> **What you have to do**: Copy out the material below in full, but not its images.

(Stored data)
____

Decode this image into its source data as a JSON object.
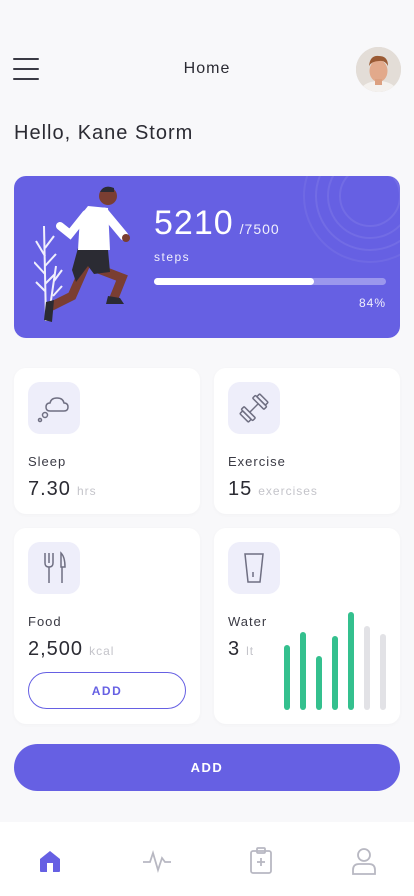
{
  "header": {
    "title": "Home"
  },
  "greeting": "Hello, Kane Storm",
  "steps": {
    "value": "5210",
    "goal": "/7500",
    "label": "steps",
    "percent_text": "84%",
    "progress": 0.69
  },
  "cards": {
    "sleep": {
      "label": "Sleep",
      "value": "7.30",
      "unit": "hrs",
      "icon": "sleep-cloud-icon"
    },
    "exercise": {
      "label": "Exercise",
      "value": "15",
      "unit": "exercises",
      "icon": "dumbbell-icon"
    },
    "food": {
      "label": "Food",
      "value": "2,500",
      "unit": "kcal",
      "icon": "fork-knife-icon",
      "button_label": "ADD"
    },
    "water": {
      "label": "Water",
      "value": "3",
      "unit": "lt",
      "icon": "glass-icon",
      "bars": [
        {
          "level": 0.66,
          "filled": true
        },
        {
          "level": 0.8,
          "filled": true
        },
        {
          "level": 0.55,
          "filled": true
        },
        {
          "level": 0.76,
          "filled": true
        },
        {
          "level": 1.0,
          "filled": true
        },
        {
          "level": 0.86,
          "filled": false
        },
        {
          "level": 0.78,
          "filled": false
        }
      ]
    }
  },
  "add_button_label": "ADD",
  "tabs": [
    {
      "name": "home",
      "icon": "home-icon",
      "active": true
    },
    {
      "name": "activity",
      "icon": "activity-pulse-icon",
      "active": false
    },
    {
      "name": "health",
      "icon": "clipboard-plus-icon",
      "active": false
    },
    {
      "name": "profile",
      "icon": "user-icon",
      "active": false
    }
  ],
  "colors": {
    "accent": "#6660e3",
    "water_bar": "#34c08e",
    "water_bar_empty": "#e2e2e6",
    "icon_muted": "#6f6f82"
  }
}
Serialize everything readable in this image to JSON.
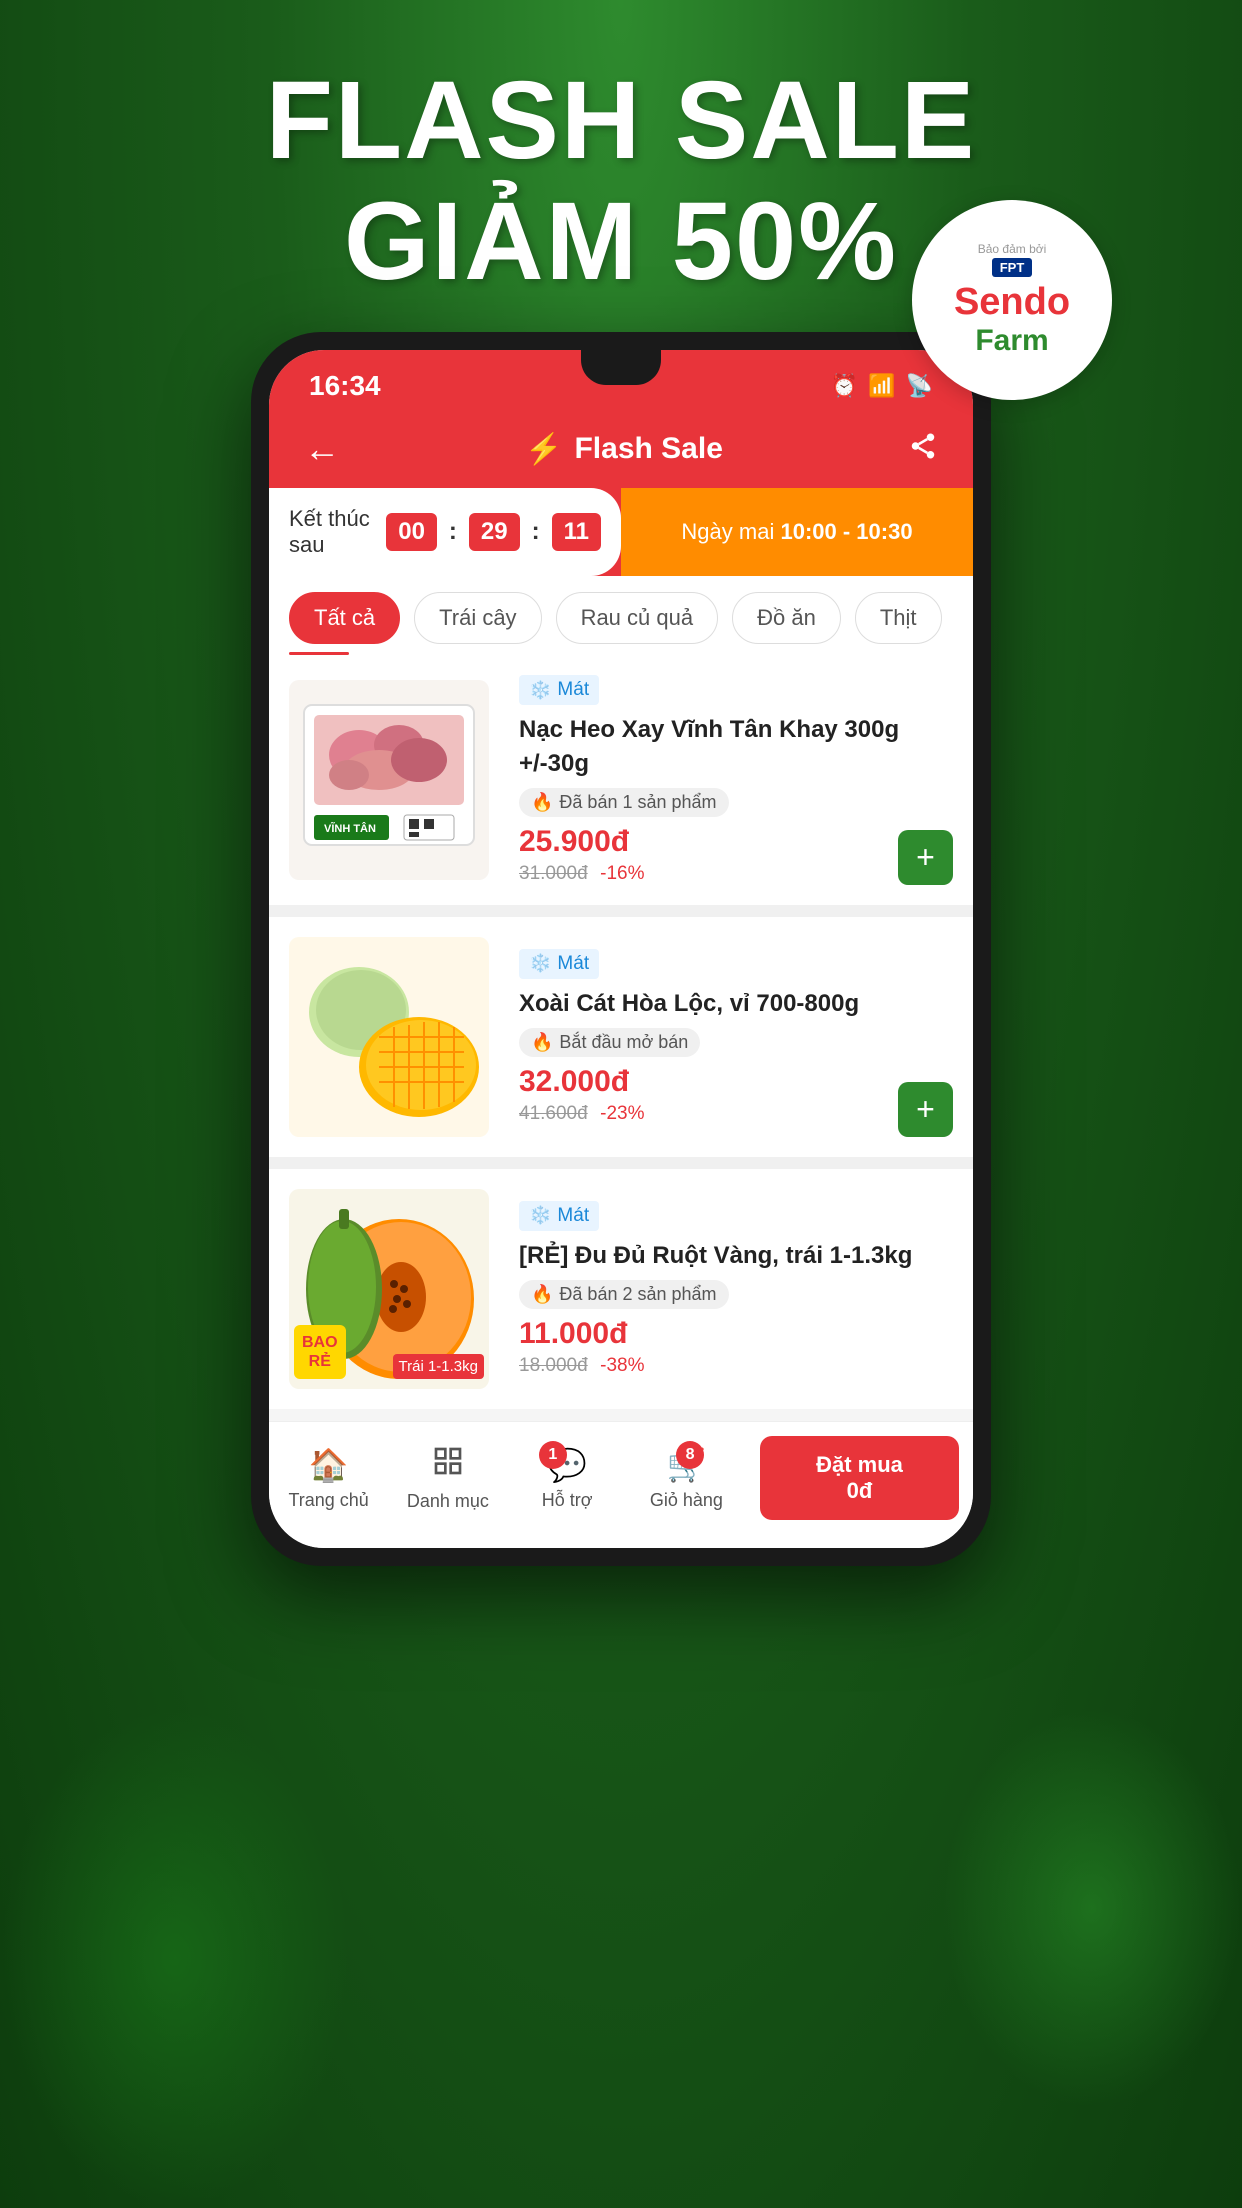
{
  "background": {
    "color_top": "#2e8b2e",
    "color_bottom": "#0d3d0d"
  },
  "promo": {
    "line1": "FLASH SALE",
    "line2": "GIẢM 50%"
  },
  "sendo_badge": {
    "supported_by": "Bảo đảm bởi",
    "brand": "FPT",
    "name1": "Sendo",
    "name2": "Farm"
  },
  "status_bar": {
    "time": "16:34",
    "icons": [
      "⏰",
      "📶",
      "📡"
    ]
  },
  "header": {
    "back_label": "←",
    "flash_icon": "⚡",
    "title": "Flash Sale",
    "share_icon": "share"
  },
  "timer": {
    "label": "Kết thúc sau",
    "hours": "00",
    "minutes": "29",
    "seconds": "11",
    "next_label": "Ngày mai",
    "next_time": "10:00 - 10:30"
  },
  "categories": [
    {
      "id": "all",
      "label": "Tất cả",
      "active": true
    },
    {
      "id": "fruit",
      "label": "Trái cây",
      "active": false
    },
    {
      "id": "veg",
      "label": "Rau củ quả",
      "active": false
    },
    {
      "id": "food",
      "label": "Đồ ăn",
      "active": false
    },
    {
      "id": "meat",
      "label": "Thịt",
      "active": false
    }
  ],
  "products": [
    {
      "badge": "Mát",
      "name": "Nạc Heo Xay Vĩnh Tân Khay 300g +/-30g",
      "sold": "Đã bán 1 sản phẩm",
      "price": "25.900đ",
      "original_price": "31.000đ",
      "discount": "-16%",
      "add_label": "+"
    },
    {
      "badge": "Mát",
      "name": "Xoài Cát Hòa Lộc,  vỉ 700-800g",
      "sold": "Bắt đầu mở bán",
      "price": "32.000đ",
      "original_price": "41.600đ",
      "discount": "-23%",
      "add_label": "+"
    },
    {
      "badge": "Mát",
      "name": "[RẺ] Đu Đủ Ruột Vàng, trái 1-1.3kg",
      "sold": "Đã bán 2 sản phẩm",
      "price": "11.000đ",
      "original_price": "18.000đ",
      "discount": "-38%",
      "bao_re": "BAO\nRẺ",
      "trai_label": "Trái 1-1.3kg",
      "add_label": "+"
    }
  ],
  "bottom_nav": [
    {
      "id": "home",
      "icon": "🏠",
      "label": "Trang chủ",
      "badge": null
    },
    {
      "id": "menu",
      "icon": "☰",
      "label": "Danh mục",
      "badge": null
    },
    {
      "id": "support",
      "icon": "💬",
      "label": "Hỗ trợ",
      "badge": "1"
    },
    {
      "id": "cart",
      "icon": "🛒",
      "label": "Giỏ hàng",
      "badge": "8"
    }
  ],
  "order_button": {
    "label": "Đặt mua",
    "price": "0đ"
  }
}
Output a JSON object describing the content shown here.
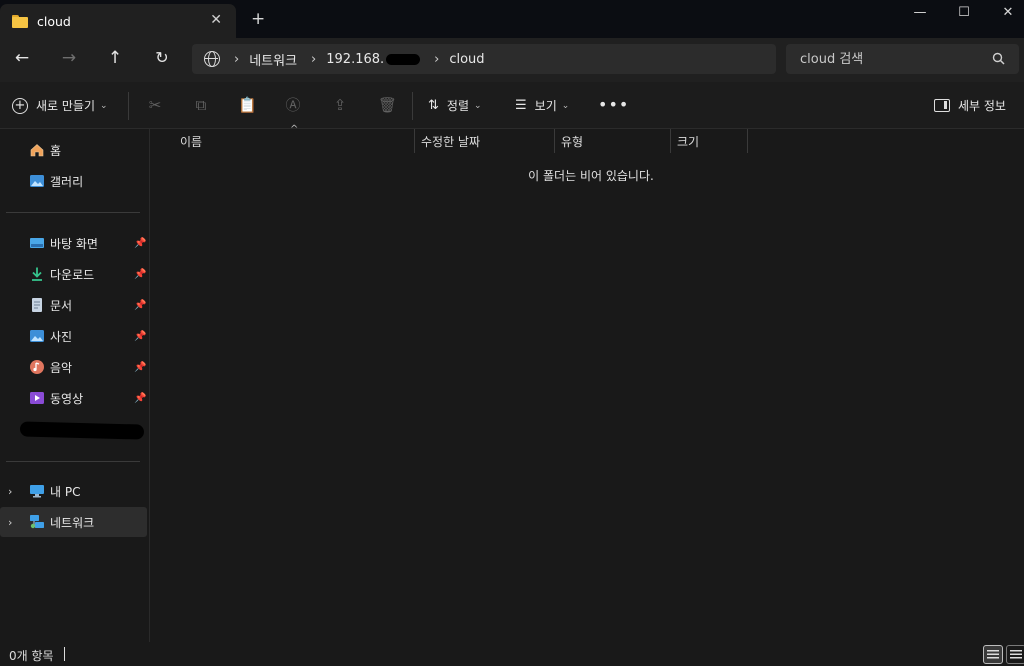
{
  "window": {
    "tab_title": "cloud",
    "close_glyph": "✕",
    "new_tab_glyph": "+",
    "minimize_glyph": "—",
    "maximize_glyph": "☐",
    "close_window_glyph": "✕"
  },
  "nav": {
    "back_glyph": "←",
    "forward_glyph": "→",
    "up_glyph": "↑",
    "refresh_glyph": "↻"
  },
  "breadcrumb": {
    "items": [
      "네트워크",
      "192.168.",
      "cloud"
    ],
    "separator": "›"
  },
  "search": {
    "placeholder": "cloud 검색"
  },
  "toolbar": {
    "new_label": "새로 만들기",
    "sort_label": "정렬",
    "view_label": "보기",
    "more_label": "•••",
    "details_label": "세부 정보",
    "cut_glyph": "✂",
    "copy_glyph": "⧉",
    "paste_glyph": "📋",
    "rename_glyph": "Ⓐ",
    "share_glyph": "⇪",
    "delete_glyph": "🗑",
    "chevron": "⌄"
  },
  "sidebar": {
    "quick": [
      {
        "label": "홈",
        "icon": "home-icon"
      },
      {
        "label": "갤러리",
        "icon": "gallery-icon"
      }
    ],
    "pinned": [
      {
        "label": "바탕 화면",
        "icon": "desktop-icon"
      },
      {
        "label": "다운로드",
        "icon": "download-icon"
      },
      {
        "label": "문서",
        "icon": "document-icon"
      },
      {
        "label": "사진",
        "icon": "pictures-icon"
      },
      {
        "label": "음악",
        "icon": "music-icon"
      },
      {
        "label": "동영상",
        "icon": "videos-icon"
      }
    ],
    "pin_glyph": "📌",
    "expand_glyph": "›",
    "locations": [
      {
        "label": "내 PC",
        "icon": "pc-icon"
      },
      {
        "label": "네트워크",
        "icon": "network-icon",
        "selected": true
      }
    ]
  },
  "columns": [
    "이름",
    "수정한 날짜",
    "유형",
    "크기"
  ],
  "sort_caret": "^",
  "empty_message": "이 폴더는 비어 있습니다.",
  "status": {
    "item_count": "0개 항목"
  },
  "colors": {
    "accent_folder": "#f6c443",
    "background": "#191919",
    "toolbar": "#202020"
  }
}
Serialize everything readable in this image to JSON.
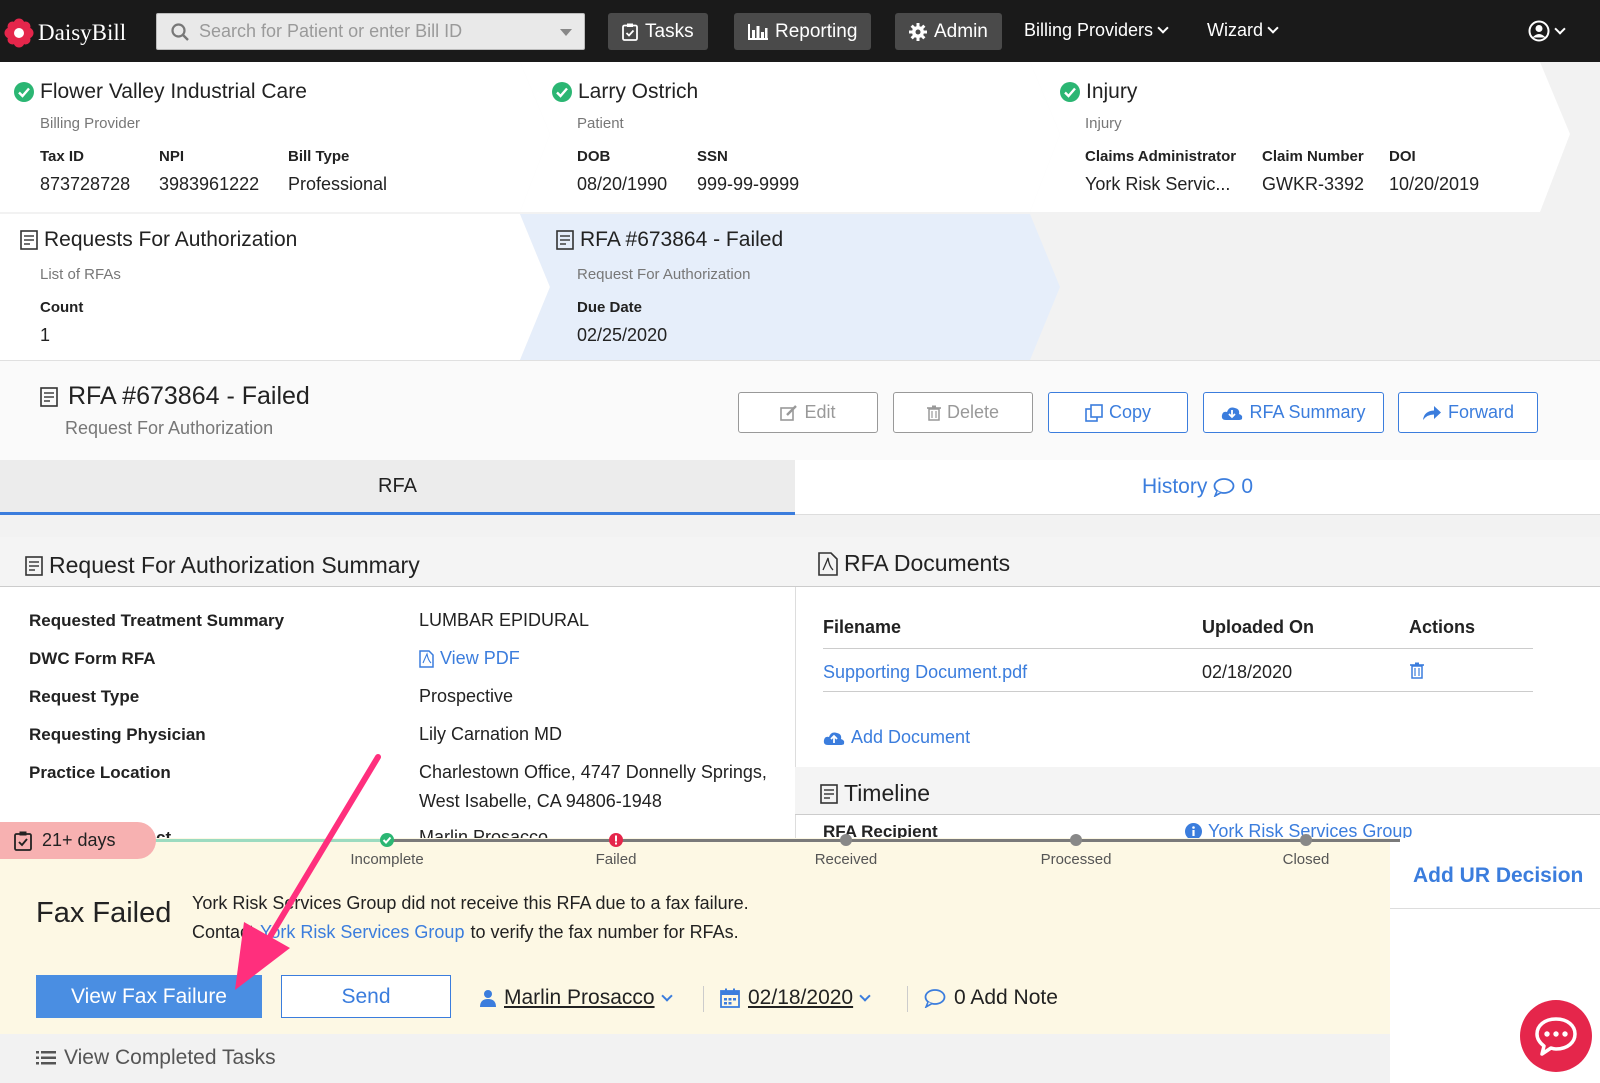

____

> **Worked solution**:
Decode this image into its source data as a JSON object.
{
  "header": {
    "title": "Home"
  },
  "greeting": "Hello, Kane Storm",
  "steps": {
    "value": "5210",
    "goal": "/7500",
    "label": "steps",
    "percent_text": "84%",
    "progress": 0.69
  },
  "cards": {
    "sleep": {
      "label": "Sleep",
      "value": "7.30",
      "unit": "hrs",
      "icon": "sleep-cloud-icon"
    },
    "exercise": {
      "label": "Exercise",
      "value": "15",
      "unit": "exercises",
      "icon": "dumbbell-icon"
    },
    "food": {
      "label": "Food",
      "value": "2,500",
      "unit": "kcal",
      "icon": "fork-knife-icon",
      "button_label": "ADD"
    },
    "water": {
      "label": "Water",
      "value": "3",
      "unit": "lt",
      "icon": "glass-icon",
      "bars": [
        {
          "level": 0.66,
          "filled": true
        },
        {
          "level": 0.8,
          "filled": true
        },
        {
          "level": 0.55,
          "filled": true
        },
        {
          "level": 0.76,
          "filled": true
        },
        {
          "level": 1.0,
          "filled": true
        },
        {
          "level": 0.86,
          "filled": false
        },
        {
          "level": 0.78,
          "filled": false
        }
      ]
    }
  },
  "add_button_label": "ADD",
  "tabs": [
    {
      "name": "home",
      "icon": "home-icon",
      "active": true
    },
    {
      "name": "activity",
      "icon": "activity-pulse-icon",
      "active": false
    },
    {
      "name": "health",
      "icon": "clipboard-plus-icon",
      "active": false
    },
    {
      "name": "profile",
      "icon": "user-icon",
      "active": false
    }
  ],
  "colors": {
    "accent": "#6660e3",
    "water_bar": "#34c08e",
    "water_bar_empty": "#e2e2e6",
    "icon_muted": "#6f6f82"
  }
}
Serialize everything readable in this image to JSON.
{
  "background": {
    "color_top": "#2e8b2e",
    "color_bottom": "#0d3d0d"
  },
  "promo": {
    "line1": "FLASH SALE",
    "line2": "GIẢM 50%"
  },
  "sendo_badge": {
    "supported_by": "Bảo đảm bởi",
    "brand": "FPT",
    "name1": "Sendo",
    "name2": "Farm"
  },
  "status_bar": {
    "time": "16:34",
    "icons": [
      "⏰",
      "📶",
      "📡"
    ]
  },
  "header": {
    "back_label": "←",
    "flash_icon": "⚡",
    "title": "Flash Sale",
    "share_icon": "share"
  },
  "timer": {
    "label": "Kết thúc sau",
    "hours": "00",
    "minutes": "29",
    "seconds": "11",
    "next_label": "Ngày mai",
    "next_time": "10:00 - 10:30"
  },
  "categories": [
    {
      "id": "all",
      "label": "Tất cả",
      "active": true
    },
    {
      "id": "fruit",
      "label": "Trái cây",
      "active": false
    },
    {
      "id": "veg",
      "label": "Rau củ quả",
      "active": false
    },
    {
      "id": "food",
      "label": "Đồ ăn",
      "active": false
    },
    {
      "id": "meat",
      "label": "Thịt",
      "active": false
    }
  ],
  "products": [
    {
      "badge": "Mát",
      "name": "Nạc Heo Xay Vĩnh Tân Khay 300g +/-30g",
      "sold": "Đã bán 1 sản phẩm",
      "price": "25.900đ",
      "original_price": "31.000đ",
      "discount": "-16%",
      "add_label": "+"
    },
    {
      "badge": "Mát",
      "name": "Xoài Cát Hòa Lộc,  vỉ 700-800g",
      "sold": "Bắt đầu mở bán",
      "price": "32.000đ",
      "original_price": "41.600đ",
      "discount": "-23%",
      "add_label": "+"
    },
    {
      "badge": "Mát",
      "name": "[RẺ] Đu Đủ Ruột Vàng, trái 1-1.3kg",
      "sold": "Đã bán 2 sản phẩm",
      "price": "11.000đ",
      "original_price": "18.000đ",
      "discount": "-38%",
      "bao_re": "BAO\nRẺ",
      "trai_label": "Trái 1-1.3kg",
      "add_label": "+"
    }
  ],
  "bottom_nav": [
    {
      "id": "home",
      "icon": "🏠",
      "label": "Trang chủ",
      "badge": null
    },
    {
      "id": "menu",
      "icon": "☰",
      "label": "Danh mục",
      "badge": null
    },
    {
      "id": "support",
      "icon": "💬",
      "label": "Hỗ trợ",
      "badge": "1"
    },
    {
      "id": "cart",
      "icon": "🛒",
      "label": "Giỏ hàng",
      "badge": "8"
    }
  ],
  "order_button": {
    "label": "Đặt mua",
    "price": "0đ"
  }
}
Output a JSON object describing the content shown here.
{
  "window": {
    "tab_title": "cloud",
    "close_glyph": "✕",
    "new_tab_glyph": "+",
    "minimize_glyph": "—",
    "maximize_glyph": "☐",
    "close_window_glyph": "✕"
  },
  "nav": {
    "back_glyph": "←",
    "forward_glyph": "→",
    "up_glyph": "↑",
    "refresh_glyph": "↻"
  },
  "breadcrumb": {
    "items": [
      "네트워크",
      "192.168.",
      "cloud"
    ],
    "separator": "›"
  },
  "search": {
    "placeholder": "cloud 검색"
  },
  "toolbar": {
    "new_label": "새로 만들기",
    "sort_label": "정렬",
    "view_label": "보기",
    "more_label": "•••",
    "details_label": "세부 정보",
    "cut_glyph": "✂",
    "copy_glyph": "⧉",
    "paste_glyph": "📋",
    "rename_glyph": "Ⓐ",
    "share_glyph": "⇪",
    "delete_glyph": "🗑",
    "chevron": "⌄"
  },
  "sidebar": {
    "quick": [
      {
        "label": "홈",
        "icon": "home-icon"
      },
      {
        "label": "갤러리",
        "icon": "gallery-icon"
      }
    ],
    "pinned": [
      {
        "label": "바탕 화면",
        "icon": "desktop-icon"
      },
      {
        "label": "다운로드",
        "icon": "download-icon"
      },
      {
        "label": "문서",
        "icon": "document-icon"
      },
      {
        "label": "사진",
        "icon": "pictures-icon"
      },
      {
        "label": "음악",
        "icon": "music-icon"
      },
      {
        "label": "동영상",
        "icon": "videos-icon"
      }
    ],
    "pin_glyph": "📌",
    "expand_glyph": "›",
    "locations": [
      {
        "label": "내 PC",
        "icon": "pc-icon"
      },
      {
        "label": "네트워크",
        "icon": "network-icon",
        "selected": true
      }
    ]
  },
  "columns": [
    "이름",
    "수정한 날짜",
    "유형",
    "크기"
  ],
  "sort_caret": "^",
  "empty_message": "이 폴더는 비어 있습니다.",
  "status": {
    "item_count": "0개 항목"
  },
  "colors": {
    "accent_folder": "#f6c443",
    "background": "#191919",
    "toolbar": "#202020"
  }
}
Serialize everything readable in this image to JSON.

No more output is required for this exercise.